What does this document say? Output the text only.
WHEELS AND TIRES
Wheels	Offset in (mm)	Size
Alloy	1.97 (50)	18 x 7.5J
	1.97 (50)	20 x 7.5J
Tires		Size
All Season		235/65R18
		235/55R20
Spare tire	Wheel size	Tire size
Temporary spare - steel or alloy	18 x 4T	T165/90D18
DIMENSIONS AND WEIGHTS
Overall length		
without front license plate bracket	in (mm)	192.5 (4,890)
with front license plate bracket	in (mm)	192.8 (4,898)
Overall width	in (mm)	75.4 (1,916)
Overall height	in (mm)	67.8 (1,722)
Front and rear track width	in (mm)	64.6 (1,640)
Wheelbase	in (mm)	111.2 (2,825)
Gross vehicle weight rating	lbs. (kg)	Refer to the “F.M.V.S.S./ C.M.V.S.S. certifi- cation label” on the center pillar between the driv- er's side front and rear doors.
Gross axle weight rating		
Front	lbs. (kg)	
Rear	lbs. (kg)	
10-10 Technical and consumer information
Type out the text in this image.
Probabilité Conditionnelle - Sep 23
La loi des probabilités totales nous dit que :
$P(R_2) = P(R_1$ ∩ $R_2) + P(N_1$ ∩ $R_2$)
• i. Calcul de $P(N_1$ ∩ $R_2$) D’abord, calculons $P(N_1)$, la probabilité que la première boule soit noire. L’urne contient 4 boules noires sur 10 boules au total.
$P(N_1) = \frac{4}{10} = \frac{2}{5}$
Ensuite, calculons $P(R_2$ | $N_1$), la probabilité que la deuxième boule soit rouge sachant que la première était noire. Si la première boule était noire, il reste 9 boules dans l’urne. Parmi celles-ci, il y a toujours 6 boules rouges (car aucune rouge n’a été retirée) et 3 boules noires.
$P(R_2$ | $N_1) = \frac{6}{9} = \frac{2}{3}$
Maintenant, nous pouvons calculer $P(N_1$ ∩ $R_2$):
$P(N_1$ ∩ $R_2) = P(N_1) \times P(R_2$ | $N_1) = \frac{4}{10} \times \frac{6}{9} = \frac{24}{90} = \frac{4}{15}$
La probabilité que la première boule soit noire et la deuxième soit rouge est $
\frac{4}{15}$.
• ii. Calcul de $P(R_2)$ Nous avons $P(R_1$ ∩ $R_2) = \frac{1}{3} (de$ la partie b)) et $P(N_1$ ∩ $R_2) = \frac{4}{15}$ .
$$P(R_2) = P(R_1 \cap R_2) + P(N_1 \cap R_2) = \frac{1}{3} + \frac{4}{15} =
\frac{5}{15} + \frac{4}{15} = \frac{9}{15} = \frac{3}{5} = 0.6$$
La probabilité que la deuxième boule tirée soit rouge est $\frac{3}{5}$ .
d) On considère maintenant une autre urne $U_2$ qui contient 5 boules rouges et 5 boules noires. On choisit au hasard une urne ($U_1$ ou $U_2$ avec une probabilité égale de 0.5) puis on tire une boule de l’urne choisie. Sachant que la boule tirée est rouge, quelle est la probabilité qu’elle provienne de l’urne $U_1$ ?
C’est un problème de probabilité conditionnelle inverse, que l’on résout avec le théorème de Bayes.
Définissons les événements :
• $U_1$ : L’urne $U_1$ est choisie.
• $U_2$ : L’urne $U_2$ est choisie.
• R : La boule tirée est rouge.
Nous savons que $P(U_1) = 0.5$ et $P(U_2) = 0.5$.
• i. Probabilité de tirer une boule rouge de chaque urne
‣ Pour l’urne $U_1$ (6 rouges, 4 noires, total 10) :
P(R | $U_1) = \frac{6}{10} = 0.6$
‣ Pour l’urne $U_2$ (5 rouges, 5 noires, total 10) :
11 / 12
*****
**JOB:**
Write out every line from the records above, word for word.

**EXERCISE SOLUTION:**
What does this document say? Output the text only.
WHEELS AND TIRES
Wheels	Offset in (mm)	Size
Alloy	1.97 (50)	18 x 7.5J
	1.97 (50)	20 x 7.5J
Tires		Size
All Season		235/65R18
		235/55R20
Spare tire	Wheel size	Tire size
Temporary spare - steel or alloy	18 x 4T	T165/90D18
DIMENSIONS AND WEIGHTS
Overall length		
without front license plate bracket	in (mm)	192.5 (4,890)
with front license plate bracket	in (mm)	192.8 (4,898)
Overall width	in (mm)	75.4 (1,916)
Overall height	in (mm)	67.8 (1,722)
Front and rear track width	in (mm)	64.6 (1,640)
Wheelbase	in (mm)	111.2 (2,825)
Gross vehicle weight rating	lbs. (kg)	Refer to the “F.M.V.S.S./ C.M.V.S.S. certifi- cation label” on the center pillar between the driv- er's side front and rear doors.
Gross axle weight rating		
Front	lbs. (kg)	
Rear	lbs. (kg)	
10-10 Technical and consumer information
Type out the text in this image.
Probabilité Conditionnelle - Sep 23
La loi des probabilités totales nous dit que :
$P(R_2) = P(R_1$ ∩ $R_2) + P(N_1$ ∩ $R_2$)
• i. Calcul de $P(N_1$ ∩ $R_2$) D’abord, calculons $P(N_1)$, la probabilité que la première boule soit noire. L’urne contient 4 boules noires sur 10 boules au total.
$P(N_1) = \frac{4}{10} = \frac{2}{5}$
Ensuite, calculons $P(R_2$ | $N_1$), la probabilité que la deuxième boule soit rouge sachant que la première était noire. Si la première boule était noire, il reste 9 boules dans l’urne. Parmi celles-ci, il y a toujours 6 boules rouges (car aucune rouge n’a été retirée) et 3 boules noires.
$P(R_2$ | $N_1) = \frac{6}{9} = \frac{2}{3}$
Maintenant, nous pouvons calculer $P(N_1$ ∩ $R_2$):
$P(N_1$ ∩ $R_2) = P(N_1) \times P(R_2$ | $N_1) = \frac{4}{10} \times \frac{6}{9} = \frac{24}{90} = \frac{4}{15}$
La probabilité que la première boule soit noire et la deuxième soit rouge est $
\frac{4}{15}$.
• ii. Calcul de $P(R_2)$ Nous avons $P(R_1$ ∩ $R_2) = \frac{1}{3} (de$ la partie b)) et $P(N_1$ ∩ $R_2) = \frac{4}{15}$ .
$$P(R_2) = P(R_1 \cap R_2) + P(N_1 \cap R_2) = \frac{1}{3} + \frac{4}{15} =
\frac{5}{15} + \frac{4}{15} = \frac{9}{15} = \frac{3}{5} = 0.6$$
La probabilité que la deuxième boule tirée soit rouge est $\frac{3}{5}$ .
d) On considère maintenant une autre urne $U_2$ qui contient 5 boules rouges et 5 boules noires. On choisit au hasard une urne ($U_1$ ou $U_2$ avec une probabilité égale de 0.5) puis on tire une boule de l’urne choisie. Sachant que la boule tirée est rouge, quelle est la probabilité qu’elle provienne de l’urne $U_1$ ?
C’est un problème de probabilité conditionnelle inverse, que l’on résout avec le théorème de Bayes.
Définissons les événements :
• $U_1$ : L’urne $U_1$ est choisie.
• $U_2$ : L’urne $U_2$ est choisie.
• R : La boule tirée est rouge.
Nous savons que $P(U_1) = 0.5$ et $P(U_2) = 0.5$.
• i. Probabilité de tirer une boule rouge de chaque urne
‣ Pour l’urne $U_1$ (6 rouges, 4 noires, total 10) :
P(R | $U_1) = \frac{6}{10} = 0.6$
‣ Pour l’urne $U_2$ (5 rouges, 5 noires, total 10) :
11 / 12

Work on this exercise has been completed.